◆ **SET EXERCISE**
Find each line with the word "title" and copy it.

Figure data in JSON
....

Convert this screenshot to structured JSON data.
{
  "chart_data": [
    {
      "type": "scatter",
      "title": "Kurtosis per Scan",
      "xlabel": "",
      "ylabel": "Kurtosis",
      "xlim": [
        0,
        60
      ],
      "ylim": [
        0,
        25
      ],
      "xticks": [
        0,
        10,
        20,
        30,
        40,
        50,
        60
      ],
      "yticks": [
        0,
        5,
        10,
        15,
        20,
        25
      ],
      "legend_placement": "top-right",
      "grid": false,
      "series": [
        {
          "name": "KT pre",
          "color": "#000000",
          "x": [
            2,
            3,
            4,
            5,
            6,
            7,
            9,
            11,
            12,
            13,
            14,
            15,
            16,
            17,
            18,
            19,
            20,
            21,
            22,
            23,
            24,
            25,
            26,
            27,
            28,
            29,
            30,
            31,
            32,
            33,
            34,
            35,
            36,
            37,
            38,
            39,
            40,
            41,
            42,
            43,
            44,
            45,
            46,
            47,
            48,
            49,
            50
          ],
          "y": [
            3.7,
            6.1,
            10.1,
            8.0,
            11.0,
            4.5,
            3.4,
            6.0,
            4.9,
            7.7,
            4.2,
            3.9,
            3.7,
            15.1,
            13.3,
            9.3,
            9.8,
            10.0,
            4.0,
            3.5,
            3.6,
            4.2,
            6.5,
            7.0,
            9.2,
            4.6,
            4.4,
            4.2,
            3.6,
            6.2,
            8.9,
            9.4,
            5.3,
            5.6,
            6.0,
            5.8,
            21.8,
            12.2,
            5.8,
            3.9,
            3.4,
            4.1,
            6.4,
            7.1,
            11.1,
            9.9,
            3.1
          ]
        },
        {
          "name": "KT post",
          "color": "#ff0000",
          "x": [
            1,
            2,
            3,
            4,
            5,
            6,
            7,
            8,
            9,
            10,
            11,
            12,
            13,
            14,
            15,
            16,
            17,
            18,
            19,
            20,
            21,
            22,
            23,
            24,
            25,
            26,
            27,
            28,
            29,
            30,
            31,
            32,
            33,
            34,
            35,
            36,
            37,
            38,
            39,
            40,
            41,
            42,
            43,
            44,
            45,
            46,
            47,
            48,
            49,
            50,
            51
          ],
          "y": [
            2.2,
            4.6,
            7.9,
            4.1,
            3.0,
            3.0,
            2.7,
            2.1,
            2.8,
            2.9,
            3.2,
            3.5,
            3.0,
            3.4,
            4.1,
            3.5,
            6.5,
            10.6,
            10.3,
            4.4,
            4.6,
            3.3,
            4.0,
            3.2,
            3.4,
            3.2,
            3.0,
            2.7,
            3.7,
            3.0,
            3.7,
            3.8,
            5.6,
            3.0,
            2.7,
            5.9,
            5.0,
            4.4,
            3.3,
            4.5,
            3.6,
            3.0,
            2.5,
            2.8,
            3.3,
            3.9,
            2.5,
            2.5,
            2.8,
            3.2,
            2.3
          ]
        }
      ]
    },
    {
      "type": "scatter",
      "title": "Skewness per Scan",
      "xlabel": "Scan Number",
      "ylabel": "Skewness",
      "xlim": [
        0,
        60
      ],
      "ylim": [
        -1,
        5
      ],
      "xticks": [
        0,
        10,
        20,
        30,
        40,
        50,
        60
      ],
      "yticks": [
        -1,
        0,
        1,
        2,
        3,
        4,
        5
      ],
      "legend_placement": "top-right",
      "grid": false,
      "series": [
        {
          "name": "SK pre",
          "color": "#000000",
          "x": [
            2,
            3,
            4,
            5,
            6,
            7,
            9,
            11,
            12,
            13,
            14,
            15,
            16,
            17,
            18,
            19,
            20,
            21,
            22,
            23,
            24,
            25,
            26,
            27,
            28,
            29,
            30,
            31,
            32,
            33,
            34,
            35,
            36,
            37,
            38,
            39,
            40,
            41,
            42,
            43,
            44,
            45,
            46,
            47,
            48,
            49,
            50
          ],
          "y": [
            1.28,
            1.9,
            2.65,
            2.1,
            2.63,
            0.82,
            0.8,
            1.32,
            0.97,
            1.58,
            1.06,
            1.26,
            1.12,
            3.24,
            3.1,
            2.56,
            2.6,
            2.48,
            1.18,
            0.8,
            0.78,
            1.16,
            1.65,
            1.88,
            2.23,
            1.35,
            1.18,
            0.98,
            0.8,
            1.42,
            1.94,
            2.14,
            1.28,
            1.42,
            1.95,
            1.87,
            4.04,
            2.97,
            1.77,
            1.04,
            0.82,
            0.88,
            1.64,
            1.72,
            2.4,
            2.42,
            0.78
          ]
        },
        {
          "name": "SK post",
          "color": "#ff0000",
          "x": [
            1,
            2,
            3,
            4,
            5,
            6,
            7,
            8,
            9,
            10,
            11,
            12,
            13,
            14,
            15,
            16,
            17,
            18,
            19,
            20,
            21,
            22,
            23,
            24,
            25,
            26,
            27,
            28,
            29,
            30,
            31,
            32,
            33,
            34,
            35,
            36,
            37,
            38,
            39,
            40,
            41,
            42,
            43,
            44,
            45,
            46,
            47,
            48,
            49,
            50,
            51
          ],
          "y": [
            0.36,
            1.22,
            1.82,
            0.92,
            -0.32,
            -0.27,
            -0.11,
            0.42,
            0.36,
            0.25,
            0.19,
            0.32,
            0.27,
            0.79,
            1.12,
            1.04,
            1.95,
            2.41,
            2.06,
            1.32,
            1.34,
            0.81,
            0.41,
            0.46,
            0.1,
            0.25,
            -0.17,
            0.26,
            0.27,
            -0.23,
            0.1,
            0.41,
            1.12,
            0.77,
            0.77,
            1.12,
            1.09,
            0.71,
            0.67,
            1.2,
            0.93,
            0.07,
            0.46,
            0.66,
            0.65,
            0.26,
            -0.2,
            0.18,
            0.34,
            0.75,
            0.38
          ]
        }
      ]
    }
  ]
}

....

◆ **WRITTEN SOLUTION**
      "title": "Kurtosis per Scan",
      "title": "Skewness per Scan",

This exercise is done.